Text block →
Session #5: Atmosphere

Today is our fifth Beer Blogging Friday “Session” and the topic is decidedly cerebral. Ron and Al, who run Hop Talk have chosen a topic near and dear to their hearts: atmosphere. Ron at Hop Talk wrote about atmosphere when they first started their blog almost a year ago. In that first atmospheric post, he wrote: “It might be a place, it might be a time, and it might be the company you are with; but, there’s no two ways about it, a beer will taste better if enjoyed in the right atmosphere.”

Fast forward to this June and the set-up for today’s session, which Ron and Al describe thusly:

Beer is about more than flavor, IBUs, and the debate over what is a craft beer and what isn’t. It’s about Life. It’s the proverbial icing on the cake.

So, we want to know about the “Atmosphere” in which you enjoy beer. Where is your favorite place to have a beer? When? With whom? Most importantly:

Why?

Dataset records →
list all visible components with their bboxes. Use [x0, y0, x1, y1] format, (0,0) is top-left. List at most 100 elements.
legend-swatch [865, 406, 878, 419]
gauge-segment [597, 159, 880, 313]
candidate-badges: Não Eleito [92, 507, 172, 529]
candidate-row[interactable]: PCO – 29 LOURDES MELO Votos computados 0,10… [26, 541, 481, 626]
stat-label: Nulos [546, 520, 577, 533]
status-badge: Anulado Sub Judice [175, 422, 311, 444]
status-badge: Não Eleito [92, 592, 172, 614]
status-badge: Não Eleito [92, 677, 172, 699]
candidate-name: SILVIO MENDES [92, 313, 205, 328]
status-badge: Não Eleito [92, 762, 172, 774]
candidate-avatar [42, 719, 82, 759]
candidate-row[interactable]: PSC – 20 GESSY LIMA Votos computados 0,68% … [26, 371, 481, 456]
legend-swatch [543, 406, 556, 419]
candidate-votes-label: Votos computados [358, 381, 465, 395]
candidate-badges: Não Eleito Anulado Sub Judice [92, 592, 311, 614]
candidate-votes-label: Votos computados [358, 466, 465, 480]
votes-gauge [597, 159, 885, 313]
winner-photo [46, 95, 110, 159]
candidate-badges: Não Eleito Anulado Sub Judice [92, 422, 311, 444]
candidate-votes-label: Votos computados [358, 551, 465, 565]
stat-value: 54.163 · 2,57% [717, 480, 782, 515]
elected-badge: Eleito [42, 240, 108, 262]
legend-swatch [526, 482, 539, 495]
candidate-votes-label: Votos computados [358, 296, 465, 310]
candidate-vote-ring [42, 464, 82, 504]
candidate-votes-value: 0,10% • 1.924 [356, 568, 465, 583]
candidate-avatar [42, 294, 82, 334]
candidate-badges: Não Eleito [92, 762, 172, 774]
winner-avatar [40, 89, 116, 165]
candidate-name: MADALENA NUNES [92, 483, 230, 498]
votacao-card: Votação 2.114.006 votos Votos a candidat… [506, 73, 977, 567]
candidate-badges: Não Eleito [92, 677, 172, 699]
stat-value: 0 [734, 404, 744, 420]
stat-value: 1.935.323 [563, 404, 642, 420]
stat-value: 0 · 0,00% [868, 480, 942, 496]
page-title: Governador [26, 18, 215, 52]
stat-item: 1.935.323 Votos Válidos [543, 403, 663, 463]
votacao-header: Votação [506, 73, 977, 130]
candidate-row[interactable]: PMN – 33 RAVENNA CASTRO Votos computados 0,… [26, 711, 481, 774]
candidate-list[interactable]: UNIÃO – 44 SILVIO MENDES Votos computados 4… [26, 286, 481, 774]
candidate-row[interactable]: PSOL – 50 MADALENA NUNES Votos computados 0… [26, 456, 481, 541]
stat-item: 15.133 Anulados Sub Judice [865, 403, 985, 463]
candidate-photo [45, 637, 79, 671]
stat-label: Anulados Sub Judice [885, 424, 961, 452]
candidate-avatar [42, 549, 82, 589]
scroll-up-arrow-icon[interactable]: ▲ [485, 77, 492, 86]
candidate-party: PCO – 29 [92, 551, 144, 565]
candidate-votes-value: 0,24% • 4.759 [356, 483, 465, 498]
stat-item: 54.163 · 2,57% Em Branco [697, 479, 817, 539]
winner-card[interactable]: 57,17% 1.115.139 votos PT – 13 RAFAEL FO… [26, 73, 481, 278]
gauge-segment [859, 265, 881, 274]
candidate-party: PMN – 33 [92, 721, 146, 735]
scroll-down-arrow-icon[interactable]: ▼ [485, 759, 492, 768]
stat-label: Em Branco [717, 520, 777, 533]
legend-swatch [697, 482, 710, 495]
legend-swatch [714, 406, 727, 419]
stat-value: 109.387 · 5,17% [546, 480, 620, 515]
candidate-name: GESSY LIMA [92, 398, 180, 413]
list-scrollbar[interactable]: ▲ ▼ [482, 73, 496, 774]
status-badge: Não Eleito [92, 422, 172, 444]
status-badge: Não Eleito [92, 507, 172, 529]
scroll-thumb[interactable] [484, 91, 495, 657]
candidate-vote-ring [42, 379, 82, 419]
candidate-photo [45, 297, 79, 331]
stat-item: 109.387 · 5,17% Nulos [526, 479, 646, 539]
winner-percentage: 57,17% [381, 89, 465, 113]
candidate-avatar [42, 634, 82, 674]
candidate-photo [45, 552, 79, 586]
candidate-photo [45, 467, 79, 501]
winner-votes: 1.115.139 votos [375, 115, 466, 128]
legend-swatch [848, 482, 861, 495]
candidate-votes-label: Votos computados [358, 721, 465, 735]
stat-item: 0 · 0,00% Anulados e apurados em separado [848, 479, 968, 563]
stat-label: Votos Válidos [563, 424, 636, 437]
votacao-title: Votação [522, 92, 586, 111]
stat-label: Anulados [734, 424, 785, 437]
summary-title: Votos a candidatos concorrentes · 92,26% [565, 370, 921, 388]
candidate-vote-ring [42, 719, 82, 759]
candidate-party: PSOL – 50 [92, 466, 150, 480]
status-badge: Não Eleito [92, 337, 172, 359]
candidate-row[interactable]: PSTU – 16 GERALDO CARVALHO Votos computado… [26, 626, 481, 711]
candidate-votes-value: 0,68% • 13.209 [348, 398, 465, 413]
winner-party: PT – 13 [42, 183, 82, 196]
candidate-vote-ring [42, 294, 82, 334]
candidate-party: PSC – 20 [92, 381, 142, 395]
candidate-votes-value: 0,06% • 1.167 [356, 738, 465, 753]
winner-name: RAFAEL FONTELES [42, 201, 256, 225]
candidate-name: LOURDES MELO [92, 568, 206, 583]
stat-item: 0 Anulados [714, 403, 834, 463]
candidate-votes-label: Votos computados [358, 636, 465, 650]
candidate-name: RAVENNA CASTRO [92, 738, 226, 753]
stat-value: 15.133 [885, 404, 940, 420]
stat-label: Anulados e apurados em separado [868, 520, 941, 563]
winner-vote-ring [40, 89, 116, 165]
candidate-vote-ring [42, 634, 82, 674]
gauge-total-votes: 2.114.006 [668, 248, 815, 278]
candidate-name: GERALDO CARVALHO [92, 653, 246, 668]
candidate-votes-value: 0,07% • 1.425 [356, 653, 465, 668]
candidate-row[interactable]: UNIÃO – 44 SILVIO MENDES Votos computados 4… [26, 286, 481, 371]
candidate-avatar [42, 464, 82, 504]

Challenge A → From the quoted line in the beer session post, list each thing Ron says atmosphere might be.
Challenge B → Echo the beer session post word for word. Begin at the words "Today is our" and stop after "on the cake.".
The rows above come from a separate source, not from the beer session post.

Exercise result A →
- a place
- a time
- the company you are with

Exercise result B →
Today is our fifth Beer Blogging Friday “Session” and the topic is decidedly cerebral. Ron and Al, who run Hop Talk have chosen a topic near and dear to their hearts: atmosphere. Ron at Hop Talk wrote about atmosphere when they first started their blog almost a year ago. In that first atmospheric post, he wrote: “It might be a place, it might be a time, and it might be the company you are with; but, there’s no two ways about it, a beer will taste better if enjoyed in the right atmosphere.”

Fast forward to this June and the set-up for today’s session, which Ron and Al describe thusly:

Beer is about more than flavor, IBUs, and the debate over what is a craft beer and what isn’t. It’s about Life. It’s the proverbial icing on the cake.